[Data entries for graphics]
..............................
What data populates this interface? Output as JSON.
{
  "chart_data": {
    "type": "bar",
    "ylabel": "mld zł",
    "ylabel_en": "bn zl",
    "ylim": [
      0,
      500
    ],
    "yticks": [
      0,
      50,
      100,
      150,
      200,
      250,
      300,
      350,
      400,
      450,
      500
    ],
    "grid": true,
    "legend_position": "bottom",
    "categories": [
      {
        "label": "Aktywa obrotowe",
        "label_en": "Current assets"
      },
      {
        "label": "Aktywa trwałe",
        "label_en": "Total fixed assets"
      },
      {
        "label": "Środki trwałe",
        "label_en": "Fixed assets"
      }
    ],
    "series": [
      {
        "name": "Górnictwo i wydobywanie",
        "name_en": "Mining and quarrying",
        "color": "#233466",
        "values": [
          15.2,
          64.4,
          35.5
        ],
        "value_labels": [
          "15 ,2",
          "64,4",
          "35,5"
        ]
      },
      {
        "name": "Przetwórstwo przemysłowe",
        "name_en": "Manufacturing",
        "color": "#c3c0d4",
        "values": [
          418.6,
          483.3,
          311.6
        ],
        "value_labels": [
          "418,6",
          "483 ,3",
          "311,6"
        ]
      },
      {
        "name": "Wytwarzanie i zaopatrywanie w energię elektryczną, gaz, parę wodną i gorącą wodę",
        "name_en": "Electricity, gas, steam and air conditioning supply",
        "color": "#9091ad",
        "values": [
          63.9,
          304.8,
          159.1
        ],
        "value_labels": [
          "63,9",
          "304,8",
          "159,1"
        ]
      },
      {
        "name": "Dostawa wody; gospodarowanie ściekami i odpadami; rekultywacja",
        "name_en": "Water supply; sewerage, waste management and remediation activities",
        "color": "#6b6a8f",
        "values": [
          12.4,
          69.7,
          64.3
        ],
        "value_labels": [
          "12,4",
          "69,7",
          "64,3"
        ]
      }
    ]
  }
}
..............................
> [Stated exercise]: Print every entry exactly as it appears.

> [Solution]:
What data populates this interface? Output as JSON.
{
  "chart_data": {
    "type": "bar",
    "ylabel": "mld zł",
    "ylabel_en": "bn zl",
    "ylim": [
      0,
      500
    ],
    "yticks": [
      0,
      50,
      100,
      150,
      200,
      250,
      300,
      350,
      400,
      450,
      500
    ],
    "grid": true,
    "legend_position": "bottom",
    "categories": [
      {
        "label": "Aktywa obrotowe",
        "label_en": "Current assets"
      },
      {
        "label": "Aktywa trwałe",
        "label_en": "Total fixed assets"
      },
      {
        "label": "Środki trwałe",
        "label_en": "Fixed assets"
      }
    ],
    "series": [
      {
        "name": "Górnictwo i wydobywanie",
        "name_en": "Mining and quarrying",
        "color": "#233466",
        "values": [
          15.2,
          64.4,
          35.5
        ],
        "value_labels": [
          "15 ,2",
          "64,4",
          "35,5"
        ]
      },
      {
        "name": "Przetwórstwo przemysłowe",
        "name_en": "Manufacturing",
        "color": "#c3c0d4",
        "values": [
          418.6,
          483.3,
          311.6
        ],
        "value_labels": [
          "418,6",
          "483 ,3",
          "311,6"
        ]
      },
      {
        "name": "Wytwarzanie i zaopatrywanie w energię elektryczną, gaz, parę wodną i gorącą wodę",
        "name_en": "Electricity, gas, steam and air conditioning supply",
        "color": "#9091ad",
        "values": [
          63.9,
          304.8,
          159.1
        ],
        "value_labels": [
          "63,9",
          "304,8",
          "159,1"
        ]
      },
      {
        "name": "Dostawa wody; gospodarowanie ściekami i odpadami; rekultywacja",
        "name_en": "Water supply; sewerage, waste management and remediation activities",
        "color": "#6b6a8f",
        "values": [
          12.4,
          69.7,
          64.3
        ],
        "value_labels": [
          "12,4",
          "69,7",
          "64,3"
        ]
      }
    ]
  }
}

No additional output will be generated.